> _Problem to work on_: Reproduce the listing below without changes, except that pictures are left out.

> _Given entries_:

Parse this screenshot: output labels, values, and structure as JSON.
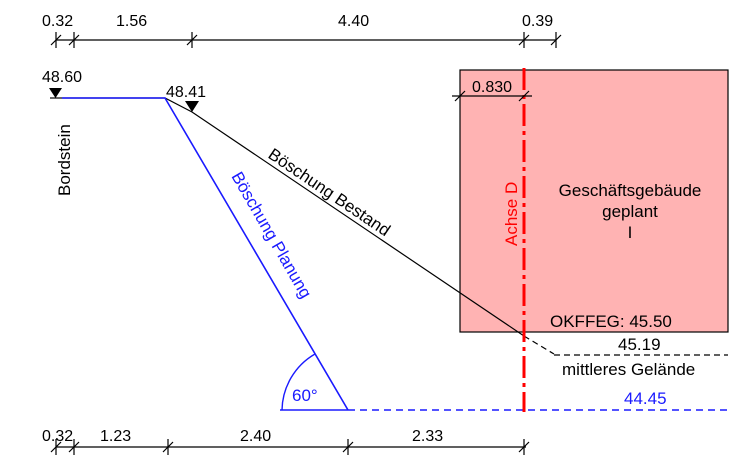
{
  "colors": {
    "building_fill": "#ffb3b3",
    "axis_red": "#ff0000",
    "planning_blue": "#1a1aff",
    "line_black": "#000000"
  },
  "top_dimensions": [
    "0.32",
    "1.56",
    "4.40",
    "0.39"
  ],
  "bottom_dimensions": [
    "0.32",
    "1.23",
    "2.40",
    "2.33"
  ],
  "levels": {
    "curb": "48.60",
    "slope_top": "48.41",
    "okffeg": "OKFFEG: 45.50",
    "mean_terrain": "45.19",
    "bottom": "44.45"
  },
  "labels": {
    "curb": "Bordstein",
    "existing_slope": "Böschung Bestand",
    "planned_slope": "Böschung Planung",
    "axis": "Achse D",
    "building_line1": "Geschäftsgebäude",
    "building_line2": "geplant",
    "building_line3": "I",
    "building_offset": "0.830",
    "mean_terrain": "mittleres Gelände",
    "angle": "60°"
  }
}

> _Answer to this problem_:
Parse this screenshot: output labels, values, and structure as JSON.
{
  "colors": {
    "building_fill": "#ffb3b3",
    "axis_red": "#ff0000",
    "planning_blue": "#1a1aff",
    "line_black": "#000000"
  },
  "top_dimensions": [
    "0.32",
    "1.56",
    "4.40",
    "0.39"
  ],
  "bottom_dimensions": [
    "0.32",
    "1.23",
    "2.40",
    "2.33"
  ],
  "levels": {
    "curb": "48.60",
    "slope_top": "48.41",
    "okffeg": "OKFFEG: 45.50",
    "mean_terrain": "45.19",
    "bottom": "44.45"
  },
  "labels": {
    "curb": "Bordstein",
    "existing_slope": "Böschung Bestand",
    "planned_slope": "Böschung Planung",
    "axis": "Achse D",
    "building_line1": "Geschäftsgebäude",
    "building_line2": "geplant",
    "building_line3": "I",
    "building_offset": "0.830",
    "mean_terrain": "mittleres Gelände",
    "angle": "60°"
  }
}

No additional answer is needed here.